[Records contained in a dataset]
==========

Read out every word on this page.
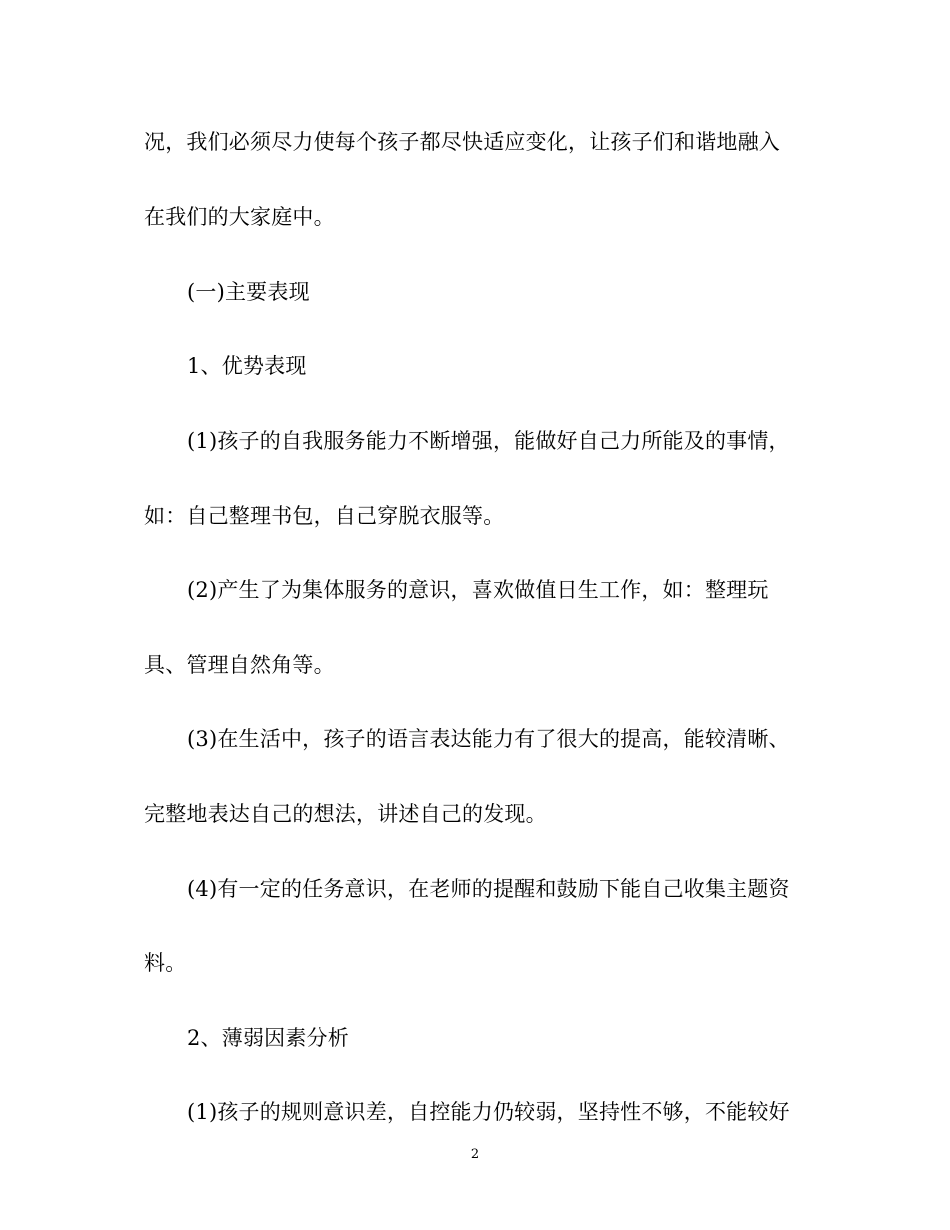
况，我们必须尽力使每个孩子都尽快适应变化，让孩子们和谐地融入
在我们的大家庭中。
(一)主要表现
1、优势表现
(1)孩子的自我服务能力不断增强，能做好自己力所能及的事情，
如：自己整理书包，自己穿脱衣服等。
(2)产生了为集体服务的意识，喜欢做值日生工作，如：整理玩
具、管理自然角等。
(3)在生活中，孩子的语言表达能力有了很大的提高，能较清晰、
完整地表达自己的想法，讲述自己的发现。
(4)有一定的任务意识，在老师的提醒和鼓励下能自己收集主题资
料。
2、薄弱因素分析
(1)孩子的规则意识差，自控能力仍较弱，坚持性不够，不能较好
2
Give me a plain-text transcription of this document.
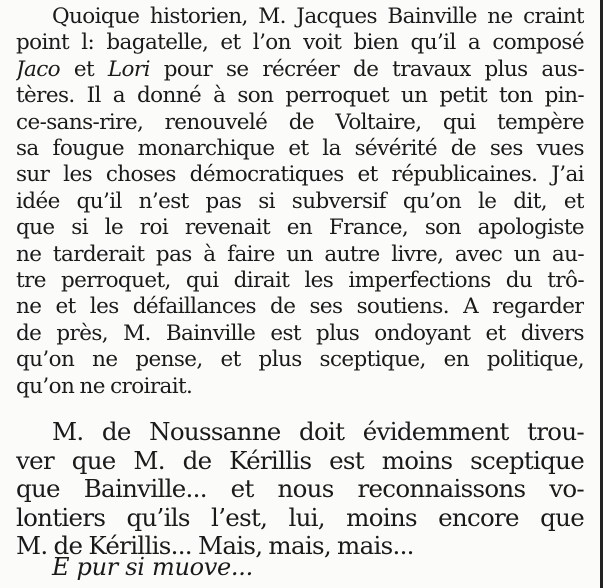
Quoique historien, M. Jacques Bainville ne craint
point l: bagatelle, et l’on voit bien qu’il a composé
Jaco et Lori pour se récréer de travaux plus aus-
tères. Il a donné à son perroquet un petit ton pin-
ce-sans-rire, renouvelé de Voltaire, qui tempère
sa fougue monarchique et la sévérité de ses vues
sur les choses démocratiques et républicaines. J’ai
idée qu’il n’est pas si subversif qu’on le dit, et
que si le roi revenait en France, son apologiste
ne tarderait pas à faire un autre livre, avec un au-
tre perroquet, qui dirait les imperfections du trô-
ne et les défaillances de ses soutiens. A regarder
de près, M. Bainville est plus ondoyant et divers
qu’on ne pense, et plus sceptique, en politique,
qu’on ne croirait.
M. de Noussanne doit évidemment trou-
ver que M. de Kérillis est moins sceptique
que Bainville... et nous reconnaissons vo-
lontiers qu’ils l’est, lui, moins encore que
M. de Kérillis... Mais, mais, mais...
E pur si muove...
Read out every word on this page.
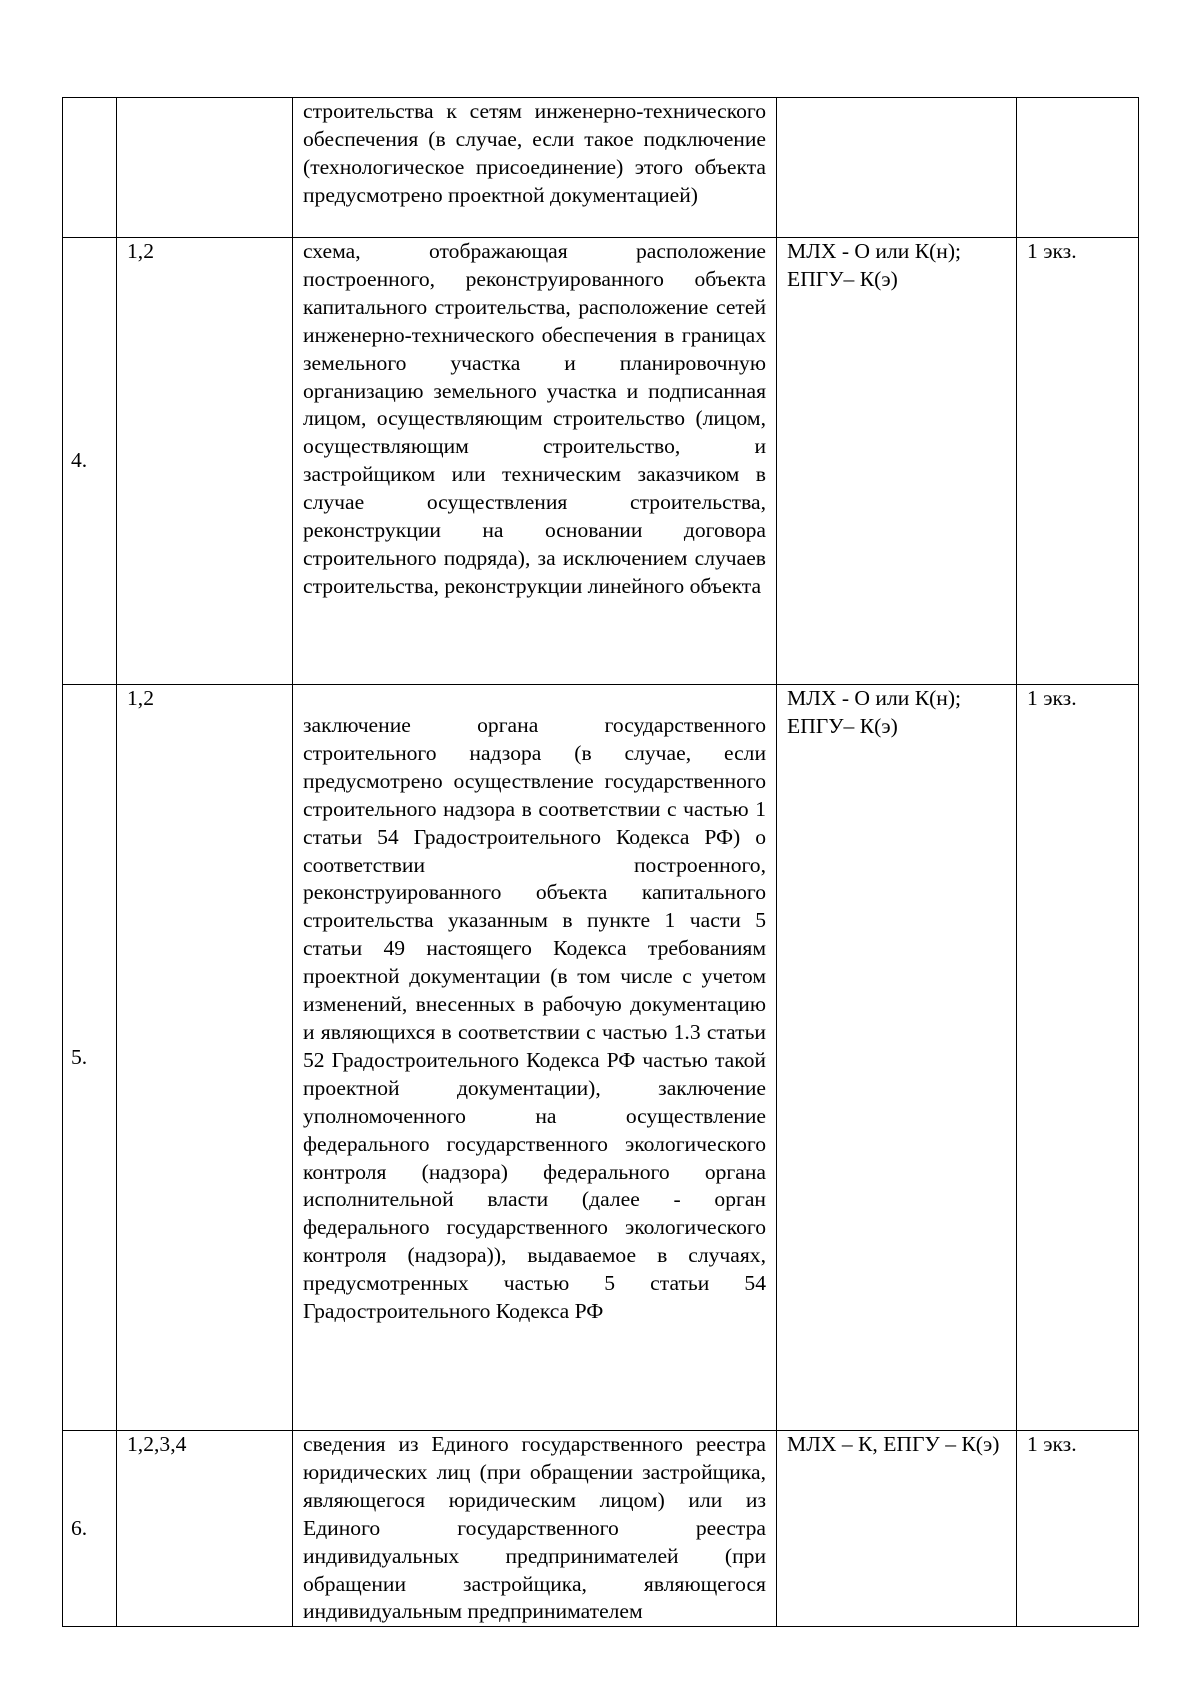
		строительства к сетям инженерно-технического обеспечения (в случае, если такое подключение (технологическое присоединение) этого объекта предусмотрено проектной документацией)		

4.	1,2	схема, отображающая расположение построенного, реконструированного объекта капитального строительства, расположение сетей инженерно-технического обеспечения в границах земельного участка и планировочную организацию земельного участка и подписанная лицом, осуществляющим строительство (лицом, осуществляющим строительство, и застройщиком или техническим заказчиком в случае осуществления строительства, реконструкции на основании договора строительного подряда), за исключением случаев строительства, реконструкции линейного объекта	МЛХ - О или К(н); ЕПГУ– К(э)	1 экз.
5.	1,2	заключение органа государственного строительного надзора (в случае, если предусмотрено осуществление государственного строительного надзора в соответствии с частью 1 статьи 54 Градостроительного Кодекса РФ) о соответствии построенного, реконструированного объекта капитального строительства указанным в пункте 1 части 5 статьи 49 настоящего Кодекса требованиям проектной документации (в том числе с учетом изменений, внесенных в рабочую документацию и являющихся в соответствии с частью 1.3 статьи 52 Градостроительного Кодекса РФ частью такой проектной документации), заключение уполномоченного на осуществление федерального государственного экологического контроля (надзора) федерального органа исполнительной власти (далее - орган федерального государственного экологического контроля (надзора)), выдаваемое в случаях, предусмотренных частью 5 статьи 54 Градостроительного Кодекса РФ	МЛХ - О или К(н); ЕПГУ– К(э)	1 экз.
6.	1,2,3,4	сведения из Единого государственного реестра юридических лиц (при обращении застройщика, являющегося юридическим лицом) или из Единого государственного реестра индивидуальных предпринимателей (при обращении застройщика, являющегося индивидуальным предпринимателем	МЛХ – К, ЕПГУ – К(э)	1 экз.
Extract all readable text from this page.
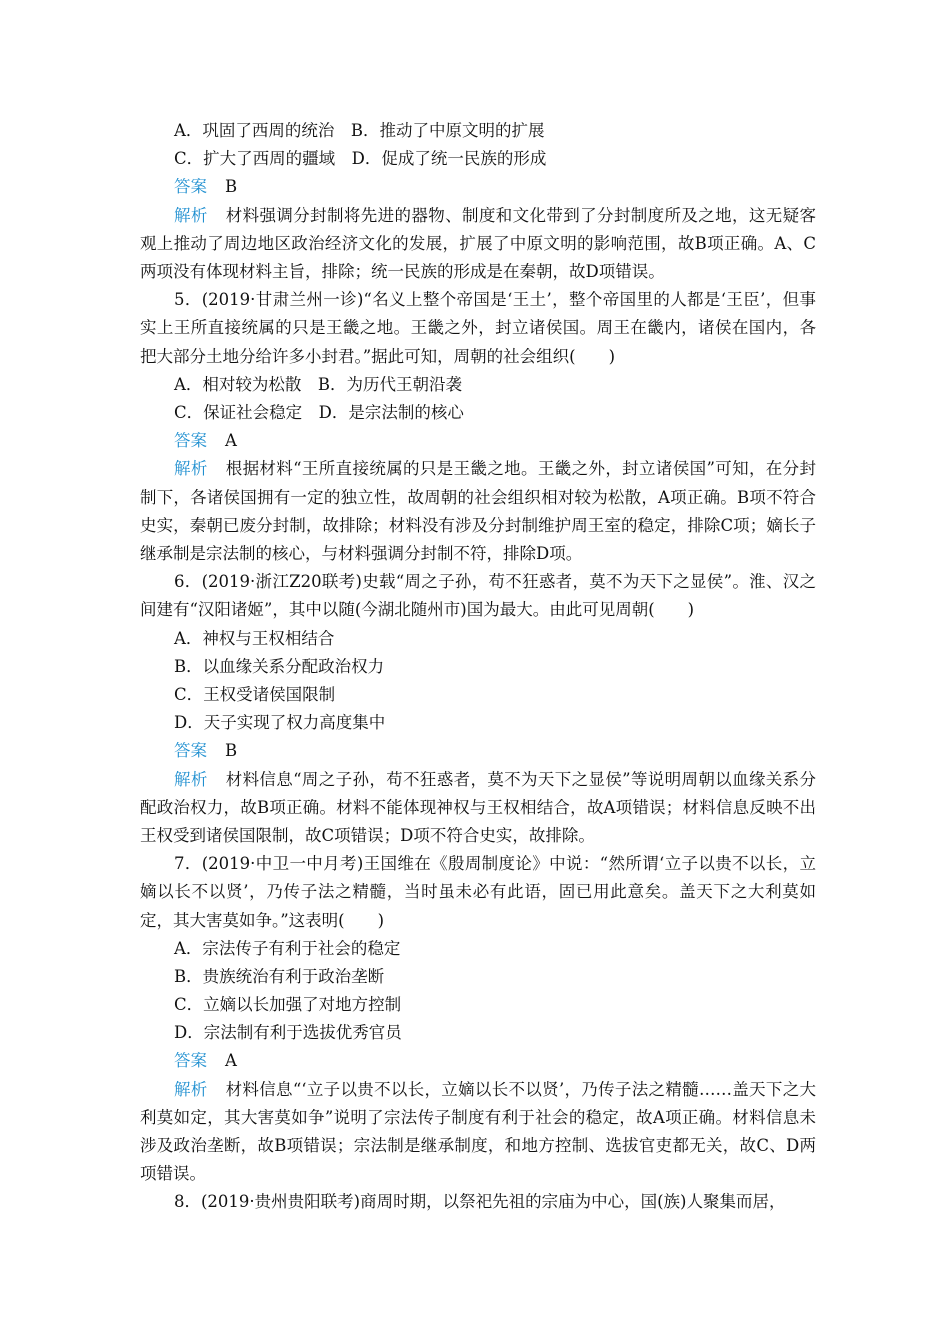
A．巩固了西周的统治　B．推动了中原文明的扩展
C．扩大了西周的疆域　D．促成了统一民族的形成
答案 B
解析 材料强调分封制将先进的器物、制度和文化带到了分封制度所及之地，这无疑客观上推动了周边地区政治经济文化的发展，扩展了中原文明的影响范围，故B项正确。A、C两项没有体现材料主旨，排除；统一民族的形成是在秦朝，故D项错误。
5．(2019·甘肃兰州一诊)“名义上整个帝国是‘王土’，整个帝国里的人都是‘王臣’，但事实上王所直接统属的只是王畿之地。王畿之外，封立诸侯国。周王在畿内，诸侯在国内，各把大部分土地分给许多小封君。”据此可知，周朝的社会组织(　　)
A．相对较为松散　B．为历代王朝沿袭
C．保证社会稳定　D．是宗法制的核心
答案 A
解析 根据材料“王所直接统属的只是王畿之地。王畿之外，封立诸侯国”可知，在分封制下，各诸侯国拥有一定的独立性，故周朝的社会组织相对较为松散，A项正确。B项不符合史实，秦朝已废分封制，故排除；材料没有涉及分封制维护周王室的稳定，排除C项；嫡长子继承制是宗法制的核心，与材料强调分封制不符，排除D项。
6．(2019·浙江Z20联考)史载“周之子孙，苟不狂惑者，莫不为天下之显侯”。淮、汉之间建有“汉阳诸姬”，其中以随(今湖北随州市)国为最大。由此可见周朝(　　)
A．神权与王权相结合
B．以血缘关系分配政治权力
C．王权受诸侯国限制
D．天子实现了权力高度集中
答案 B
解析 材料信息“周之子孙，苟不狂惑者，莫不为天下之显侯”等说明周朝以血缘关系分配政治权力，故B项正确。材料不能体现神权与王权相结合，故A项错误；材料信息反映不出王权受到诸侯国限制，故C项错误；D项不符合史实，故排除。
7．(2019·中卫一中月考)王国维在《殷周制度论》中说：“然所谓‘立子以贵不以长，立嫡以长不以贤’，乃传子法之精髓，当时虽未必有此语，固已用此意矣。盖天下之大利莫如定，其大害莫如争。”这表明(　　)
A．宗法传子有利于社会的稳定
B．贵族统治有利于政治垄断
C．立嫡以长加强了对地方控制
D．宗法制有利于选拔优秀官员
答案 A
解析 材料信息“‘立子以贵不以长，立嫡以长不以贤’，乃传子法之精髓……盖天下之大利莫如定，其大害莫如争”说明了宗法传子制度有利于社会的稳定，故A项正确。材料信息未涉及政治垄断，故B项错误；宗法制是继承制度，和地方控制、选拔官吏都无关，故C、D两项错误。
8．(2019·贵州贵阳联考)商周时期，以祭祀先祖的宗庙为中心，国(族)人聚集而居，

==========

Which lines contain "text"? Show each of them.

TASK RESPONSE:
Give me a plain-text transcription of this document.
Extract all readable text from this page.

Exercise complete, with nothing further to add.